• **Stated exercise**:
Track down every line below that holds "this" and copy it.

• **Exercise inputs**:
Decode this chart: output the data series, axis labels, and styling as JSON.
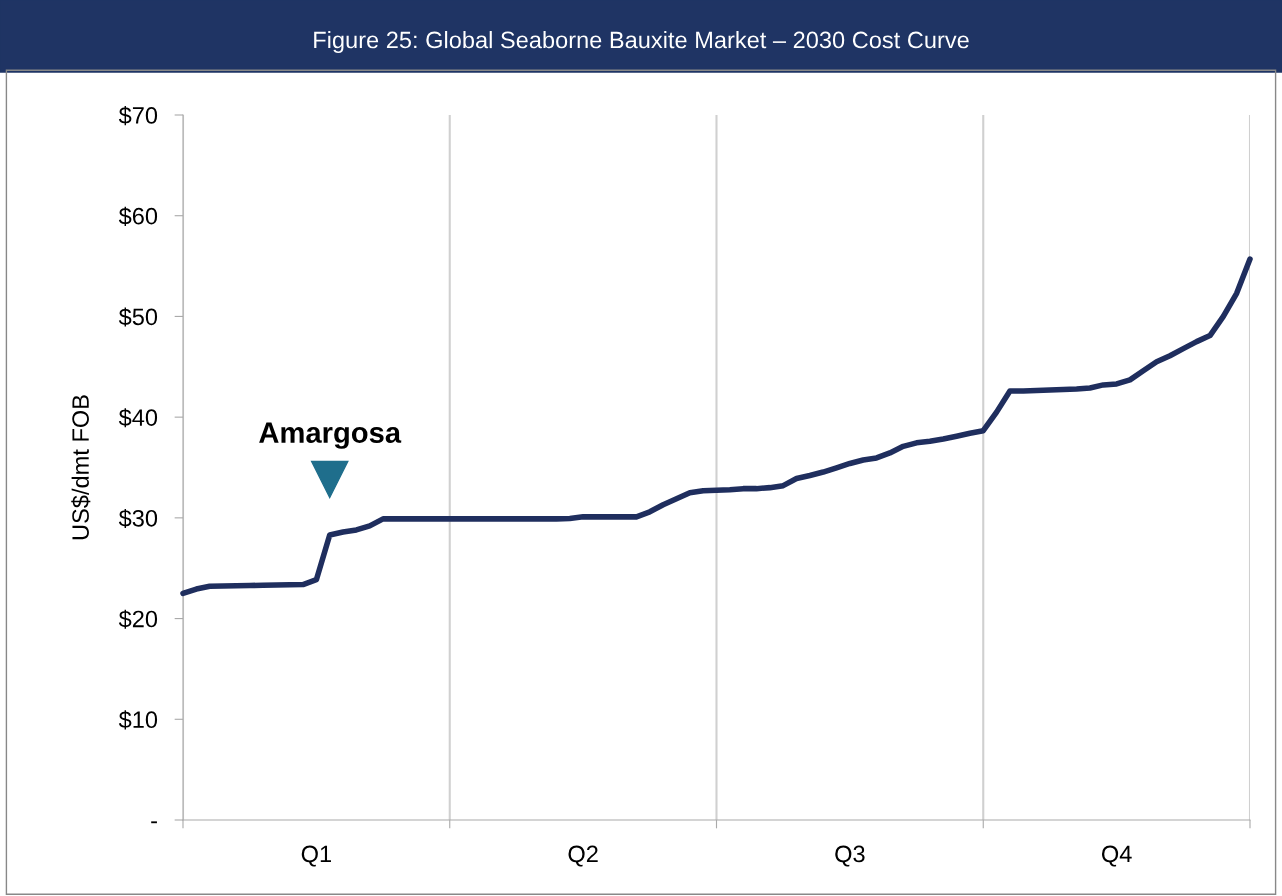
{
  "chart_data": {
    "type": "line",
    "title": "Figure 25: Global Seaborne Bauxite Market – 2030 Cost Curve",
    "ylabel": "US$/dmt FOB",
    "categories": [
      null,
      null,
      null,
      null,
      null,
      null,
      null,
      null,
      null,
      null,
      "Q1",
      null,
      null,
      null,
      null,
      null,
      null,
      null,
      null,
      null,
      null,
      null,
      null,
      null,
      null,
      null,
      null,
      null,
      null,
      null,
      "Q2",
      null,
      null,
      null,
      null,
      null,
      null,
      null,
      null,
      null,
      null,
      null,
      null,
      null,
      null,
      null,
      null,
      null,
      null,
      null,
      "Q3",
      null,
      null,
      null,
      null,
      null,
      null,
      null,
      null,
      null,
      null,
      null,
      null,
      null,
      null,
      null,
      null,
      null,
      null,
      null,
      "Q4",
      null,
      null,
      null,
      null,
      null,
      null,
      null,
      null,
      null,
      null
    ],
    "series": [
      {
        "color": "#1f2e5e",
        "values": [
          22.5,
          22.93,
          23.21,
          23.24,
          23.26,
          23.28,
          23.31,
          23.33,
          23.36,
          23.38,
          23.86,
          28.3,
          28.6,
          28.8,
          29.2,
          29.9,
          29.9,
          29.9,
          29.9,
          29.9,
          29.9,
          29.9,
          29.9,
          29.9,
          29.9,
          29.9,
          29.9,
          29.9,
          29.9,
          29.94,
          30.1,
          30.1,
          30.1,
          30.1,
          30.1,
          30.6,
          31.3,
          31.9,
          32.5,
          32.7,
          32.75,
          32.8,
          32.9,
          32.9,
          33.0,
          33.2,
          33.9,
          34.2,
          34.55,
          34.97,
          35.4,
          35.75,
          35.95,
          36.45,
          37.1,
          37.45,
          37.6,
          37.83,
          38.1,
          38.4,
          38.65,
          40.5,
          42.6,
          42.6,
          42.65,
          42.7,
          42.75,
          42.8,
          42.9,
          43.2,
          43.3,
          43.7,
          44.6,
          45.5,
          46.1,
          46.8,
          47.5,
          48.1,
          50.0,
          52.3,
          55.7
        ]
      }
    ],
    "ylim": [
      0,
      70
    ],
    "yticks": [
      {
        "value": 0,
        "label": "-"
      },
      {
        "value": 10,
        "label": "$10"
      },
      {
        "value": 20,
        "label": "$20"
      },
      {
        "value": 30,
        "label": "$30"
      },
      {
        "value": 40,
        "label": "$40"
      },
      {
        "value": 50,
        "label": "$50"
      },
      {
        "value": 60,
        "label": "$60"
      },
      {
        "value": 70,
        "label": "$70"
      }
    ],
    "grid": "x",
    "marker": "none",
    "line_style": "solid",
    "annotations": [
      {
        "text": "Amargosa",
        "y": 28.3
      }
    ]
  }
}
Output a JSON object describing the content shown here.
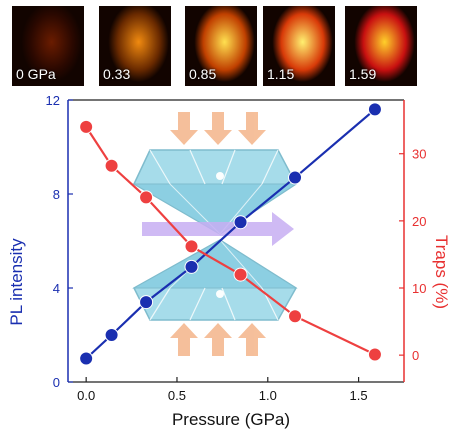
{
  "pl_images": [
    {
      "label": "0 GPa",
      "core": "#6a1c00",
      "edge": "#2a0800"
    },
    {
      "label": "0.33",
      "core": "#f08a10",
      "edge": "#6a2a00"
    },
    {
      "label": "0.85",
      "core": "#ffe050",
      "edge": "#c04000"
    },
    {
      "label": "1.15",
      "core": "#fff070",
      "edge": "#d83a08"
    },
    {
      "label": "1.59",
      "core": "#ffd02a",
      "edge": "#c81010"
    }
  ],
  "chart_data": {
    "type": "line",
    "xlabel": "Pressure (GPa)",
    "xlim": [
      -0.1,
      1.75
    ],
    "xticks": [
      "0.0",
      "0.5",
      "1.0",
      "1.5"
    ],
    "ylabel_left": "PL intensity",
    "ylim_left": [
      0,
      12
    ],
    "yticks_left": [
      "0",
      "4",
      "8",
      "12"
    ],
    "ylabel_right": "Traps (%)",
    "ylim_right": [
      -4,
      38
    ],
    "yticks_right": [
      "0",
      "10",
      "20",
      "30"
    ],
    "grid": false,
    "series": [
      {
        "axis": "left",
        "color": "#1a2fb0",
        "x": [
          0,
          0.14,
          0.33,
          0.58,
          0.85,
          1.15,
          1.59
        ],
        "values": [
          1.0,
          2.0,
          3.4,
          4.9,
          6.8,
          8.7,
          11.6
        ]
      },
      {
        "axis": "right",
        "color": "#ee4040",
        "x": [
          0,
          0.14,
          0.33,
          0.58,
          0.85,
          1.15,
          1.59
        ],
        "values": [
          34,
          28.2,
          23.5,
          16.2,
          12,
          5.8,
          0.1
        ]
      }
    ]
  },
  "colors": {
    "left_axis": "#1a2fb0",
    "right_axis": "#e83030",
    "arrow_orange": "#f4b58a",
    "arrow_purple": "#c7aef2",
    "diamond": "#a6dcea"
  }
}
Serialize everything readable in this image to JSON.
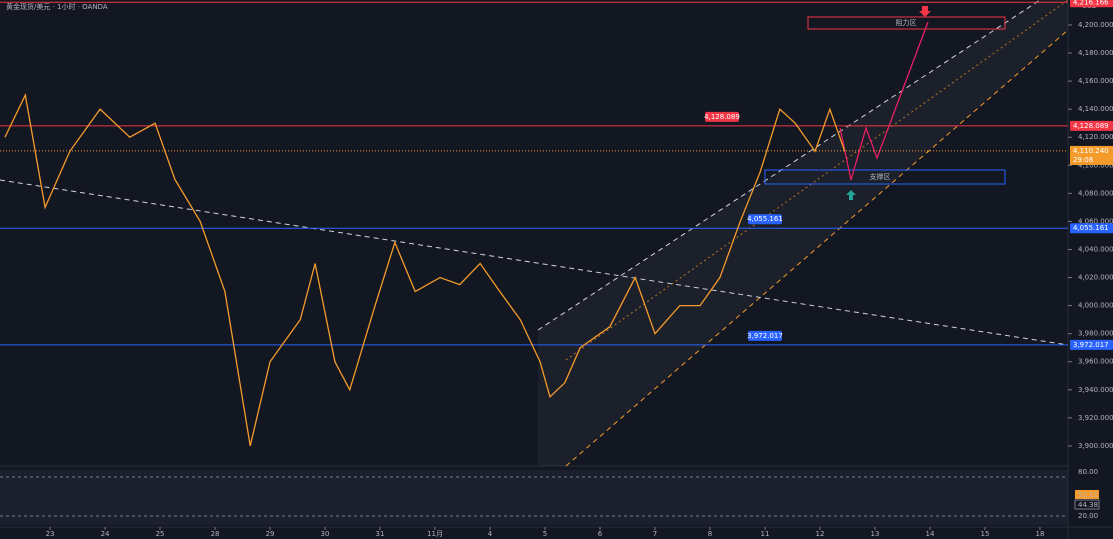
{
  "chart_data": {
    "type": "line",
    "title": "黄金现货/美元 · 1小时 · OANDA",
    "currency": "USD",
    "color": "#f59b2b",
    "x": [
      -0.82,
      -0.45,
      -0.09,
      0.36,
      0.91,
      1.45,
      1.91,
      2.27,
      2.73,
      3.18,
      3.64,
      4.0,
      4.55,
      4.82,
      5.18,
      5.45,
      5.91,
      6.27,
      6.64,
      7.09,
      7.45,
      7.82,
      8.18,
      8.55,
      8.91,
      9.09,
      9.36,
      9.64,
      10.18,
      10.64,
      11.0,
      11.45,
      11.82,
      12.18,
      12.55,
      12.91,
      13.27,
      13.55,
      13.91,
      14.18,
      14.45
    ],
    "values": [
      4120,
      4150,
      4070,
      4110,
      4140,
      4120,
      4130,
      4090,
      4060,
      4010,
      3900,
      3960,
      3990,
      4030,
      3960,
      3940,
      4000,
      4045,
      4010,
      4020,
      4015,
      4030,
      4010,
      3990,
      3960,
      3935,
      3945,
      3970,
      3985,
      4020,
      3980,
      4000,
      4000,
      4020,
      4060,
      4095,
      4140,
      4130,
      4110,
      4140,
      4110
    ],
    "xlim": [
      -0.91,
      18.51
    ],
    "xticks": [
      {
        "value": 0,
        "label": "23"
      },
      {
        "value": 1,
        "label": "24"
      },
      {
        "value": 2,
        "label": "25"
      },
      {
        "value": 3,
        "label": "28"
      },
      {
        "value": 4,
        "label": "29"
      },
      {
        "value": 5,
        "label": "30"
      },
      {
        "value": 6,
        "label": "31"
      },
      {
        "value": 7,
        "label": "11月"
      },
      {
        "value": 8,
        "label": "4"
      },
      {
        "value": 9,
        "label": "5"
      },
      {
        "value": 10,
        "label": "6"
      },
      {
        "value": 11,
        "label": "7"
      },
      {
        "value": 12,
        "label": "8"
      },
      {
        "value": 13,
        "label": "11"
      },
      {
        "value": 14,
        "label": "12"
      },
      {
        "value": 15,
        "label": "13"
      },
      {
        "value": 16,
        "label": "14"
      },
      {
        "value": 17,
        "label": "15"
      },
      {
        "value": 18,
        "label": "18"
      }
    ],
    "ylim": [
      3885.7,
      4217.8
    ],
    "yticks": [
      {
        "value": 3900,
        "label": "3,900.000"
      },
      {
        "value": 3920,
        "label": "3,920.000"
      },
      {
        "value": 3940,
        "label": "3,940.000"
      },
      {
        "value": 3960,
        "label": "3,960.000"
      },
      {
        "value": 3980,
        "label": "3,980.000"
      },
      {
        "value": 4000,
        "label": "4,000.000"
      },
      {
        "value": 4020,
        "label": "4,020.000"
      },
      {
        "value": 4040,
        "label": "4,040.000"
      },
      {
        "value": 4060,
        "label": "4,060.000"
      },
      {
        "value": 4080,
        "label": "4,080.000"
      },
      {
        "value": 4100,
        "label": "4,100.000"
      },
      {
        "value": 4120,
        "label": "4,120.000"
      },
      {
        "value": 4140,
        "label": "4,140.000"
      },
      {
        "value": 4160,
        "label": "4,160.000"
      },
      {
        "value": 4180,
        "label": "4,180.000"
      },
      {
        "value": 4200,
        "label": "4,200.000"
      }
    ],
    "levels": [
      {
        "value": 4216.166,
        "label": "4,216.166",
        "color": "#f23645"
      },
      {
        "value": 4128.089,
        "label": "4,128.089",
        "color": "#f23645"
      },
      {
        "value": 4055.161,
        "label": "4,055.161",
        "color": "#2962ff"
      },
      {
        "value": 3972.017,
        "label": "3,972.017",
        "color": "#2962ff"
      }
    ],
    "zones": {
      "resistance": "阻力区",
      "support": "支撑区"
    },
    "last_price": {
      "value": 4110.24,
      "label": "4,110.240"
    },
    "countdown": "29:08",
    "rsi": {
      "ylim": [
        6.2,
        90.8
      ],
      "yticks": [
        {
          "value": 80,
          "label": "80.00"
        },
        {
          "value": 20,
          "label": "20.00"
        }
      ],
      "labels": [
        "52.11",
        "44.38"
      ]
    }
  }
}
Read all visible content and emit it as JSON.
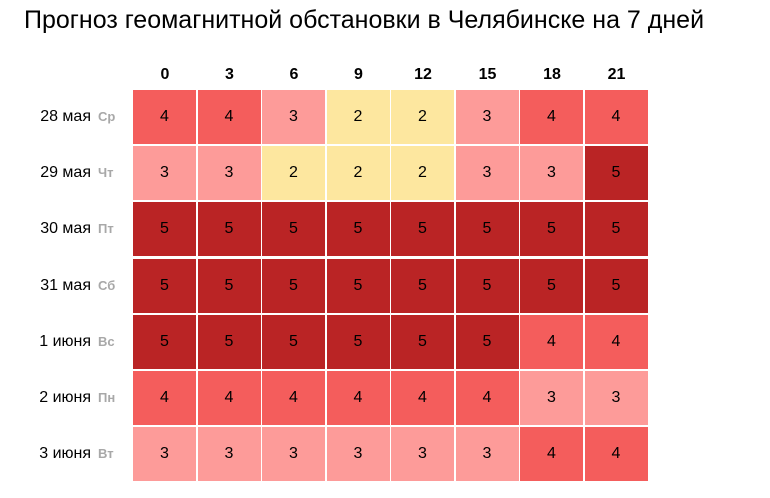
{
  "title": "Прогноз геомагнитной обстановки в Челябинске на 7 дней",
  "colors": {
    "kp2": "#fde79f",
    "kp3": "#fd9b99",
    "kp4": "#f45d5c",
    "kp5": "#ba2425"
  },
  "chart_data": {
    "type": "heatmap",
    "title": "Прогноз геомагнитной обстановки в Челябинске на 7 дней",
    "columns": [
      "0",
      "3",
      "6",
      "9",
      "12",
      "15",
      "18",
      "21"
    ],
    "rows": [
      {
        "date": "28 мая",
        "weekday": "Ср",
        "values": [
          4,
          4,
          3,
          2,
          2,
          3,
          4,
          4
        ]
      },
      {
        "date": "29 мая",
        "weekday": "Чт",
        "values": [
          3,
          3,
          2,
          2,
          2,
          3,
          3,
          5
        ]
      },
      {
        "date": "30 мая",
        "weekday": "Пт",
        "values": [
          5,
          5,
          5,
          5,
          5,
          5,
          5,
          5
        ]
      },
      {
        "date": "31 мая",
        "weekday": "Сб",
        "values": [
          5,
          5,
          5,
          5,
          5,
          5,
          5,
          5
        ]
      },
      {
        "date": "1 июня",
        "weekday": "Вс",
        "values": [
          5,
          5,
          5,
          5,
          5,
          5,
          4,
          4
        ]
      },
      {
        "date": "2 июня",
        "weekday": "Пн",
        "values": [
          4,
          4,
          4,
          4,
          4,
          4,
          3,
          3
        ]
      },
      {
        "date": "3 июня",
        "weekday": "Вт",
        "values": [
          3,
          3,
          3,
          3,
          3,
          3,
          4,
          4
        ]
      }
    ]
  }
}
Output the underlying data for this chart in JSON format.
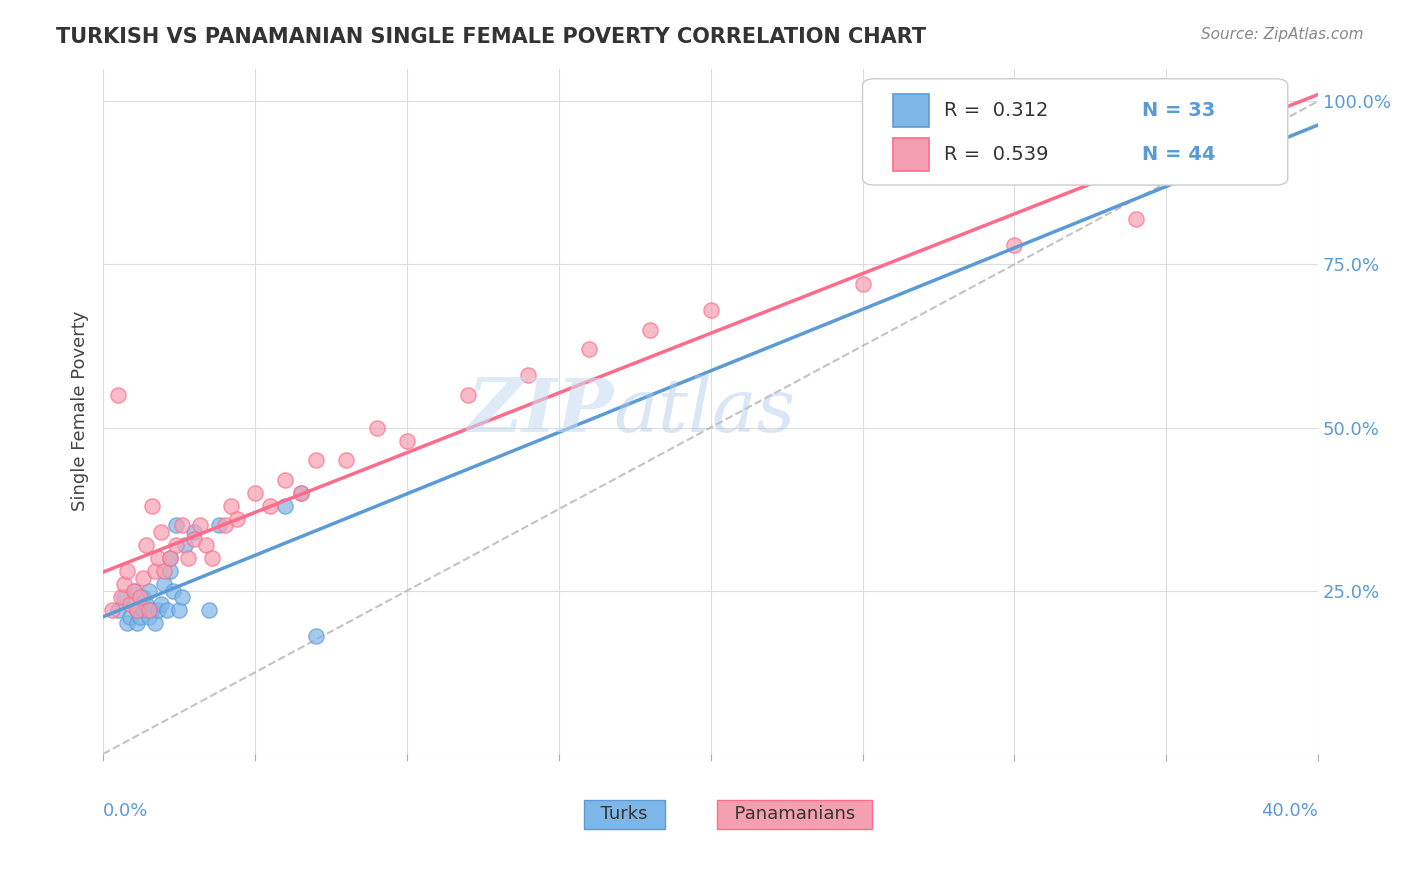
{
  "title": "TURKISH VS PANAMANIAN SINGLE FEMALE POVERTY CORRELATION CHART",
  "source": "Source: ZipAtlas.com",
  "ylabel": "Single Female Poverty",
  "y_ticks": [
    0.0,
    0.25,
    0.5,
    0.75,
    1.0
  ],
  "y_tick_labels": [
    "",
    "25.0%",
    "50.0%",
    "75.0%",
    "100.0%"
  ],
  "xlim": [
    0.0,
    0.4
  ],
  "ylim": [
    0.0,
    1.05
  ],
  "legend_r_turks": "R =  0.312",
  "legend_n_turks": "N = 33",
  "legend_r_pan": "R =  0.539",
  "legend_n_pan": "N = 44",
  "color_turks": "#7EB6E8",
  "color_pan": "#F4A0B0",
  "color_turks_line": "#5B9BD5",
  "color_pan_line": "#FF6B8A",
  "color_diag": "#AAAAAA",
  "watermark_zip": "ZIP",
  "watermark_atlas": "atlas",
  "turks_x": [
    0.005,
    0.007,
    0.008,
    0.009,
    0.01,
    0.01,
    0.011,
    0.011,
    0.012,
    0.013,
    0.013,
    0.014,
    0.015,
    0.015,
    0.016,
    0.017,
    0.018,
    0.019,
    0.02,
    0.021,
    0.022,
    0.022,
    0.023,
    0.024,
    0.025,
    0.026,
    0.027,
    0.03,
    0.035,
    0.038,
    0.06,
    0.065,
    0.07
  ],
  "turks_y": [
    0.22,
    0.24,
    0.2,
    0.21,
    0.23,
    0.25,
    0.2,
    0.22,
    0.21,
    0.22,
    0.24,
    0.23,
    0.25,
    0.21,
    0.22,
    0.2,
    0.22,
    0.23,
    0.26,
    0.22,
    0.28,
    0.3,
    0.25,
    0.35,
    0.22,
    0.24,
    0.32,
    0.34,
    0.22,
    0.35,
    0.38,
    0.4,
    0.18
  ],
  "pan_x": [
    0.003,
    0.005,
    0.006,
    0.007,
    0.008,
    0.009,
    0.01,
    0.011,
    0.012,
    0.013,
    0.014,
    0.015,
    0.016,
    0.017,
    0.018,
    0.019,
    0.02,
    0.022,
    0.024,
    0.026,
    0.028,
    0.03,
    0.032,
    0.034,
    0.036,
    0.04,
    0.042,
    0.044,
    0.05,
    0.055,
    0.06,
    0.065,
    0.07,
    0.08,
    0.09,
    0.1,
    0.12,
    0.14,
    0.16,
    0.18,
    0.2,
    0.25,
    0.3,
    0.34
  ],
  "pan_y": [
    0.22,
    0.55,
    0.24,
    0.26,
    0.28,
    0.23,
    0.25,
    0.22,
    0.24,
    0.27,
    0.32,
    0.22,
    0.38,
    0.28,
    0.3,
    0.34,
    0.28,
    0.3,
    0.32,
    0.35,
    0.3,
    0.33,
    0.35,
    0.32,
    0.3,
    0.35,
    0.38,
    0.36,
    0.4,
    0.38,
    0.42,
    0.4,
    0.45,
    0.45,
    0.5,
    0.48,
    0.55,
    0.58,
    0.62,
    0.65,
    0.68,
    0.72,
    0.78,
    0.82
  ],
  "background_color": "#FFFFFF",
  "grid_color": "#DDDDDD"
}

• **Response**:
Decode this chart: output the data series, axis labels, and styling as JSON.
Serialize everything readable in this image to JSON.
Output the underlying data for this chart in JSON format.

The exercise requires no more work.